:: Data to use ::

##########

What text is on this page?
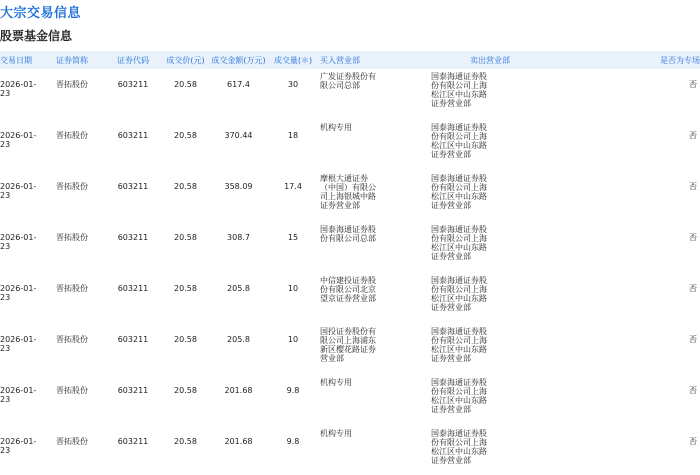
大宗交易信息
股票基金信息
交易日期	证券简称	证券代码	成交价(元)	成交金额(万元)	成交量(＊)	买入营业部	卖出营业部	是否为专场

2026-01-23	晋拓股份	603211	20.58	617.4	30	广发证券股份有限公司总部	国泰海通证券股份有限公司上海松江区中山东路证券营业部	否

2026-01-23	晋拓股份	603211	20.58	370.44	18	机构专用	国泰海通证券股份有限公司上海松江区中山东路证券营业部	否

2026-01-23	晋拓股份	603211	20.58	358.09	17.4	摩根大通证券（中国）有限公司上海银城中路证券营业部	国泰海通证券股份有限公司上海松江区中山东路证券营业部	否

2026-01-23	晋拓股份	603211	20.58	308.7	15	国泰海通证券股份有限公司总部	国泰海通证券股份有限公司上海松江区中山东路证券营业部	否

2026-01-23	晋拓股份	603211	20.58	205.8	10	中信建投证券股份有限公司北京望京证券营业部	国泰海通证券股份有限公司上海松江区中山东路证券营业部	否

2026-01-23	晋拓股份	603211	20.58	205.8	10	国投证券股份有限公司上海浦东新区樱花路证券营业部	国泰海通证券股份有限公司上海松江区中山东路证券营业部	否

2026-01-23	晋拓股份	603211	20.58	201.68	9.8	机构专用	国泰海通证券股份有限公司上海松江区中山东路证券营业部	否

2026-01-23	晋拓股份	603211	20.58	201.68	9.8	机构专用	国泰海通证券股份有限公司上海松江区中山东路证券营业部	否
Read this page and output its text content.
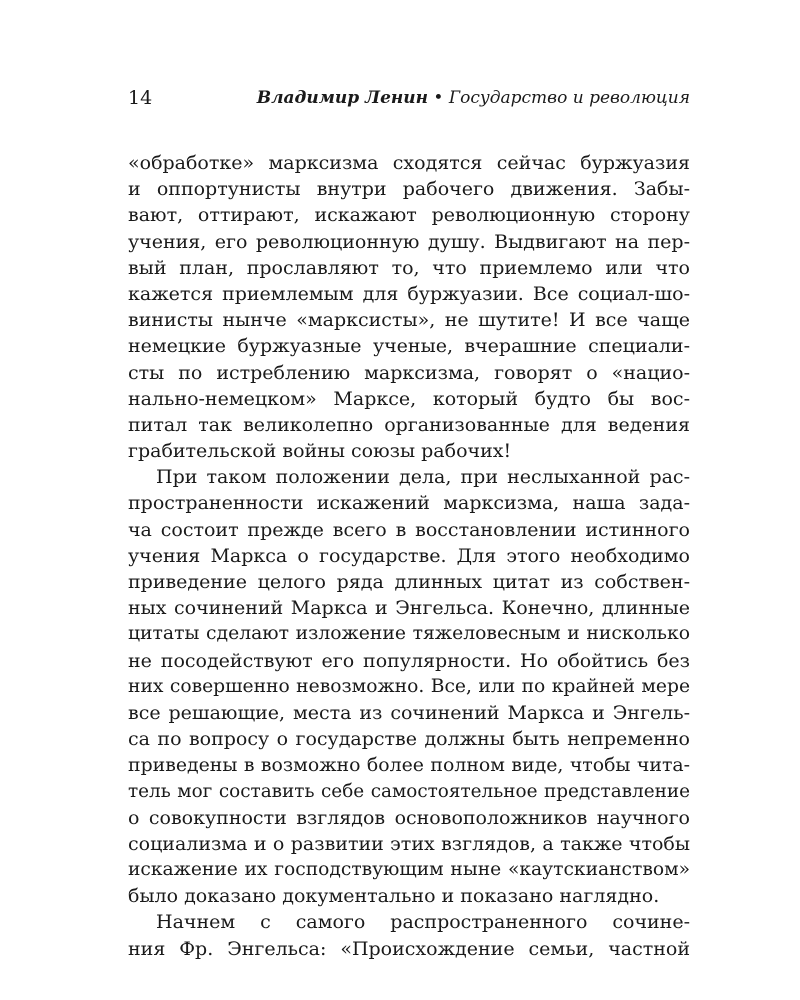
14	Владимир Ленин • Государство и революция
«обработке» марксизма сходятся сейчас буржуазия
и оппортунисты внутри рабочего движения. Забы-
вают, оттирают, искажают революционную сторону
учения, его революционную душу. Выдвигают на пер-
вый план, прославляют то, что приемлемо или что
кажется приемлемым для буржуазии. Все социал-шо-
винисты нынче «марксисты», не шутите! И все чаще
немецкие буржуазные ученые, вчерашние специали-
сты по истреблению марксизма, говорят о «нацио-
нально-немецком» Марксе, который будто бы вос-
питал так великолепно организованные для ведения
грабительской войны союзы рабочих!
При таком положении дела, при неслыханной рас-
пространенности искажений марксизма, наша зада-
ча состоит прежде всего в восстановлении истинного
учения Маркса о государстве. Для этого необходимо
приведение целого ряда длинных цитат из собствен-
ных сочинений Маркса и Энгельса. Конечно, длинные
цитаты сделают изложение тяжеловесным и нисколько
не посодействуют его популярности. Но обойтись без
них совершенно невозможно. Все, или по крайней мере
все решающие, места из сочинений Маркса и Энгель-
са по вопросу о государстве должны быть непременно
приведены в возможно более полном виде, чтобы чита-
тель мог составить себе самостоятельное представление
о совокупности взглядов основоположников научного
социализма и о развитии этих взглядов, а также чтобы
искажение их господствующим ныне «каутскианством»
было доказано документально и показано наглядно.
Начнем с самого распространенного сочине-
ния Фр. Энгельса: «Происхождение семьи, частной
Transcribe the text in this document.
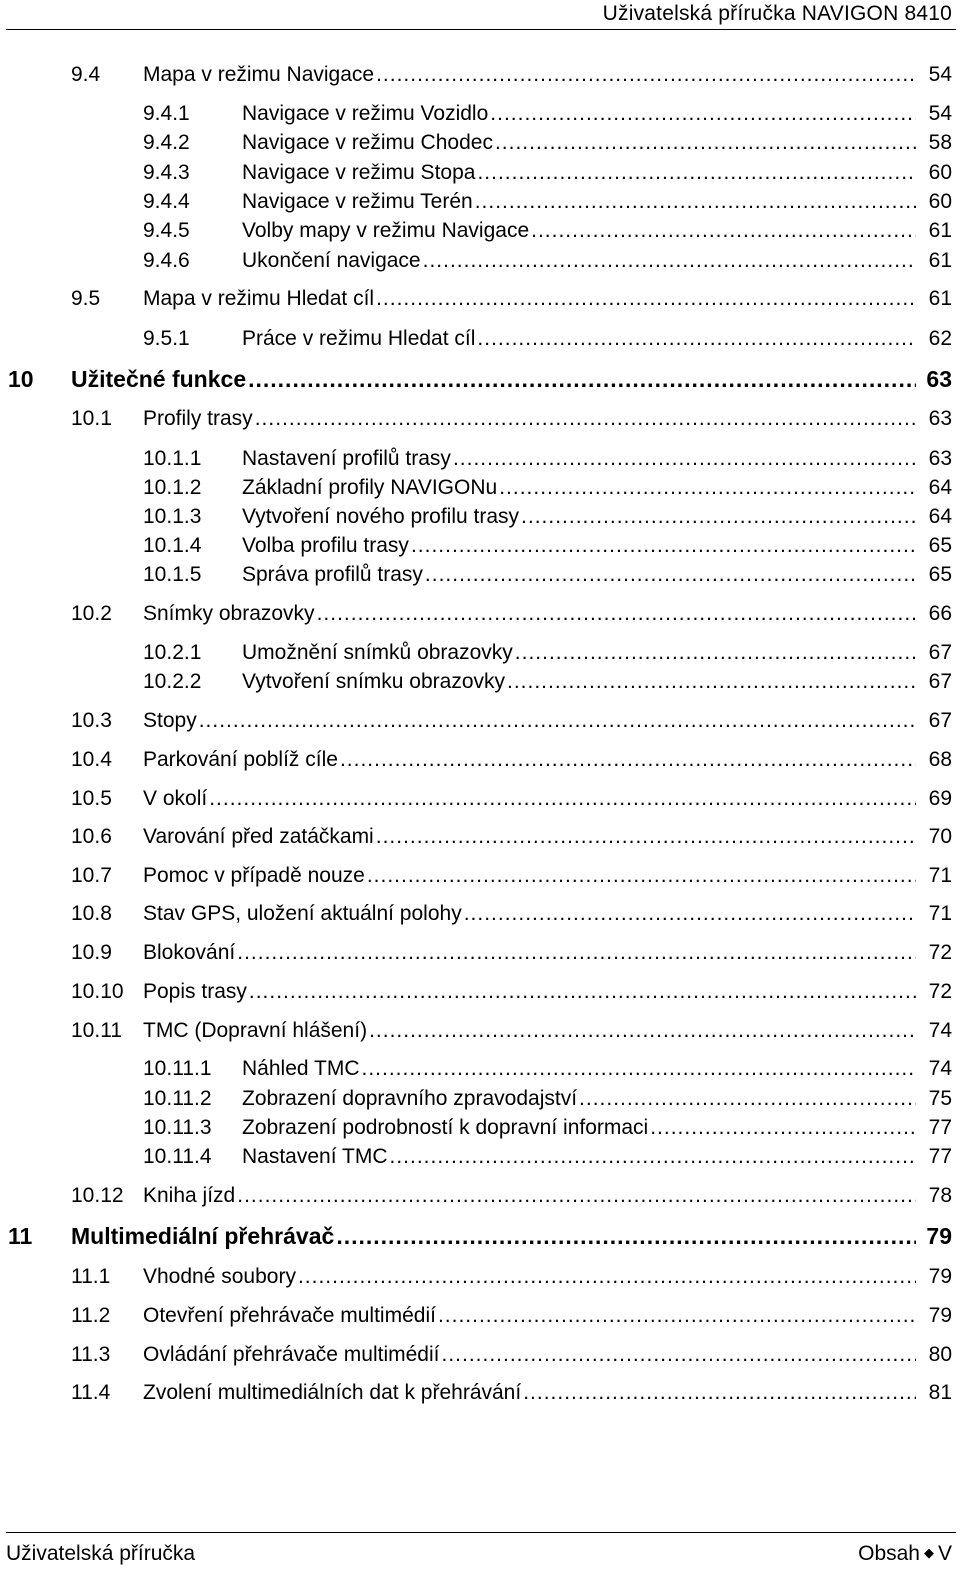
Uživatelská příručka NAVIGON 8410
9.4 Mapa v režimu Navigace .....	54
9.4.1 Navigace v režimu Vozidlo .....	54
9.4.2 Navigace v režimu Chodec .....	58
9.4.3 Navigace v režimu Stopa .....	60
9.4.4 Navigace v režimu Terén .....	60
9.4.5 Volby mapy v režimu Navigace .....	61
9.4.6 Ukončení navigace .....	61
9.5 Mapa v režimu Hledat cíl .....	61
9.5.1 Práce v režimu Hledat cíl .....	62
10 Užitečné funkce .....	63
10.1 Profily trasy .....	63
10.1.1 Nastavení profilů trasy .....	63
10.1.2 Základní profily NAVIGONu .....	64
10.1.3 Vytvoření nového profilu trasy .....	64
10.1.4 Volba profilu trasy .....	65
10.1.5 Správa profilů trasy .....	65
10.2 Snímky obrazovky .....	66
10.2.1 Umožnění snímků obrazovky .....	67
10.2.2 Vytvoření snímku obrazovky .....	67
10.3 Stopy .....	67
10.4 Parkování poblíž cíle .....	68
10.5 V okolí .....	69
10.6 Varování před zatáčkami .....	70
10.7 Pomoc v případě nouze .....	71
10.8 Stav GPS, uložení aktuální polohy .....	71
10.9 Blokování .....	72
10.10 Popis trasy .....	72
10.11 TMC (Dopravní hlášení) .....	74
10.11.1 Náhled TMC .....	74
10.11.2 Zobrazení dopravního zpravodajství .....	75
10.11.3 Zobrazení podrobností k dopravní informaci .....	77
10.11.4 Nastavení TMC .....	77
10.12 Kniha jízd .....	78
11 Multimediální přehrávač .....	79
11.1 Vhodné soubory .....	79
11.2 Otevření přehrávače multimédií .....	79
11.3 Ovládání přehrávače multimédií .....	80
11.4 Zvolení multimediálních dat k přehrávání .....	81
Uživatelská příručka	Obsah ◆ V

##########

:: Goal of the exercise ::
Reproduce the whole listing above word for word, but not its pictures.

:: Answer to this problem ::
What text is on this page?
大宗交易信息
股票基金信息
交易日期	证券简称	证券代码	成交价(元)	成交金额(万元)	成交量(＊)	买入营业部	卖出营业部	是否为专场

2026-01-23	晋拓股份	603211	20.58	617.4	30	广发证券股份有限公司总部	国泰海通证券股份有限公司上海松江区中山东路证券营业部	否

2026-01-23	晋拓股份	603211	20.58	370.44	18	机构专用	国泰海通证券股份有限公司上海松江区中山东路证券营业部	否

2026-01-23	晋拓股份	603211	20.58	358.09	17.4	摩根大通证券（中国）有限公司上海银城中路证券营业部	国泰海通证券股份有限公司上海松江区中山东路证券营业部	否

2026-01-23	晋拓股份	603211	20.58	308.7	15	国泰海通证券股份有限公司总部	国泰海通证券股份有限公司上海松江区中山东路证券营业部	否

2026-01-23	晋拓股份	603211	20.58	205.8	10	中信建投证券股份有限公司北京望京证券营业部	国泰海通证券股份有限公司上海松江区中山东路证券营业部	否

2026-01-23	晋拓股份	603211	20.58	205.8	10	国投证券股份有限公司上海浦东新区樱花路证券营业部	国泰海通证券股份有限公司上海松江区中山东路证券营业部	否

2026-01-23	晋拓股份	603211	20.58	201.68	9.8	机构专用	国泰海通证券股份有限公司上海松江区中山东路证券营业部	否

2026-01-23	晋拓股份	603211	20.58	201.68	9.8	机构专用	国泰海通证券股份有限公司上海松江区中山东路证券营业部	否
Read this page and output its text content.
14	Владимир Ленин • Государство и революция
«обработке» марксизма сходятся сейчас буржуазия
и оппортунисты внутри рабочего движения. Забы-
вают, оттирают, искажают революционную сторону
учения, его революционную душу. Выдвигают на пер-
вый план, прославляют то, что приемлемо или что
кажется приемлемым для буржуазии. Все социал-шо-
винисты нынче «марксисты», не шутите! И все чаще
немецкие буржуазные ученые, вчерашние специали-
сты по истреблению марксизма, говорят о «нацио-
нально-немецком» Марксе, который будто бы вос-
питал так великолепно организованные для ведения
грабительской войны союзы рабочих!
При таком положении дела, при неслыханной рас-
пространенности искажений марксизма, наша зада-
ча состоит прежде всего в восстановлении истинного
учения Маркса о государстве. Для этого необходимо
приведение целого ряда длинных цитат из собствен-
ных сочинений Маркса и Энгельса. Конечно, длинные
цитаты сделают изложение тяжеловесным и нисколько
не посодействуют его популярности. Но обойтись без
них совершенно невозможно. Все, или по крайней мере
все решающие, места из сочинений Маркса и Энгель-
са по вопросу о государстве должны быть непременно
приведены в возможно более полном виде, чтобы чита-
тель мог составить себе самостоятельное представление
о совокупности взглядов основоположников научного
социализма и о развитии этих взглядов, а также чтобы
искажение их господствующим ныне «каутскианством»
было доказано документально и показано наглядно.
Начнем с самого распространенного сочине-
ния Фр. Энгельса: «Происхождение семьи, частной
Transcribe the text in this document.
Uživatelská příručka NAVIGON 8410
9.4 Mapa v režimu Navigace .....	54
9.4.1 Navigace v režimu Vozidlo .....	54
9.4.2 Navigace v režimu Chodec .....	58
9.4.3 Navigace v režimu Stopa .....	60
9.4.4 Navigace v režimu Terén .....	60
9.4.5 Volby mapy v režimu Navigace .....	61
9.4.6 Ukončení navigace .....	61
9.5 Mapa v režimu Hledat cíl .....	61
9.5.1 Práce v režimu Hledat cíl .....	62
10 Užitečné funkce .....	63
10.1 Profily trasy .....	63
10.1.1 Nastavení profilů trasy .....	63
10.1.2 Základní profily NAVIGONu .....	64
10.1.3 Vytvoření nového profilu trasy .....	64
10.1.4 Volba profilu trasy .....	65
10.1.5 Správa profilů trasy .....	65
10.2 Snímky obrazovky .....	66
10.2.1 Umožnění snímků obrazovky .....	67
10.2.2 Vytvoření snímku obrazovky .....	67
10.3 Stopy .....	67
10.4 Parkování poblíž cíle .....	68
10.5 V okolí .....	69
10.6 Varování před zatáčkami .....	70
10.7 Pomoc v případě nouze .....	71
10.8 Stav GPS, uložení aktuální polohy .....	71
10.9 Blokování .....	72
10.10 Popis trasy .....	72
10.11 TMC (Dopravní hlášení) .....	74
10.11.1 Náhled TMC .....	74
10.11.2 Zobrazení dopravního zpravodajství .....	75
10.11.3 Zobrazení podrobností k dopravní informaci .....	77
10.11.4 Nastavení TMC .....	77
10.12 Kniha jízd .....	78
11 Multimediální přehrávač .....	79
11.1 Vhodné soubory .....	79
11.2 Otevření přehrávače multimédií .....	79
11.3 Ovládání přehrávače multimédií .....	80
11.4 Zvolení multimediálních dat k přehrávání .....	81
Uživatelská příručka	Obsah ◆ V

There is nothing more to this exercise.